Return each line of the listing that contains the string "name".

▸ **DATA SECTION**

____

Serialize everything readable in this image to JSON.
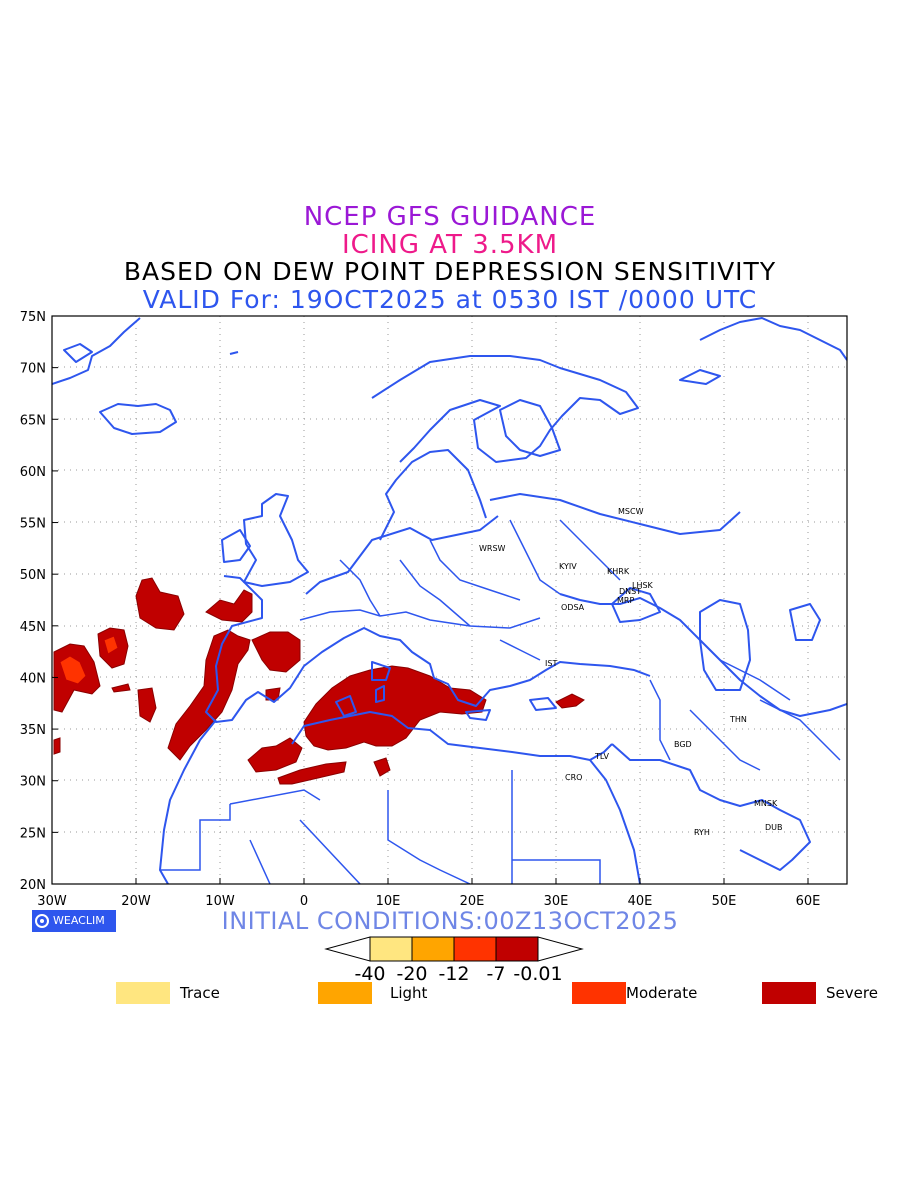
{
  "titles": {
    "line1": "NCEP GFS GUIDANCE",
    "line2": "ICING AT 3.5KM",
    "line3": "BASED ON DEW POINT DEPRESSION SENSITIVITY",
    "line4": "VALID For: 19OCT2025 at 0530 IST /0000 UTC"
  },
  "axes": {
    "lat_labels": [
      "75N",
      "70N",
      "65N",
      "60N",
      "55N",
      "50N",
      "45N",
      "40N",
      "35N",
      "30N",
      "25N",
      "20N"
    ],
    "lon_labels": [
      "30W",
      "20W",
      "10W",
      "0",
      "10E",
      "20E",
      "30E",
      "40E",
      "50E",
      "60E"
    ]
  },
  "cities": [
    {
      "code": "MSCW"
    },
    {
      "code": "WRSW"
    },
    {
      "code": "KYIV"
    },
    {
      "code": "KHRK"
    },
    {
      "code": "LHSK"
    },
    {
      "code": "DNST"
    },
    {
      "code": "MRP"
    },
    {
      "code": "ODSA"
    },
    {
      "code": "IST"
    },
    {
      "code": "THN"
    },
    {
      "code": "BGD"
    },
    {
      "code": "TLV"
    },
    {
      "code": "CRO"
    },
    {
      "code": "MNSK"
    },
    {
      "code": "DUB"
    },
    {
      "code": "RYH"
    }
  ],
  "badge": "WEACLIM",
  "initial_conditions": "INITIAL CONDITIONS:00Z13OCT2025",
  "colorbar": {
    "labels": [
      "-40",
      "-20",
      "-12",
      "-7",
      "-0.01"
    ],
    "colors": [
      "#ffe680",
      "#ffa500",
      "#ff3300",
      "#c00000"
    ]
  },
  "levels": [
    {
      "name": "Trace",
      "color": "#ffe680"
    },
    {
      "name": "Light",
      "color": "#ffa500"
    },
    {
      "name": "Moderate",
      "color": "#ff3300"
    },
    {
      "name": "Severe",
      "color": "#c00000"
    }
  ],
  "colors": {
    "coast": "#2e56ee",
    "severe": "#c00000",
    "moderate": "#ff3300"
  }
}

____

▸ **RESPONSE TO THE EXERCISE**
      "name": "Trace",
      "name": "Light",
      "name": "Moderate",
      "name": "Severe",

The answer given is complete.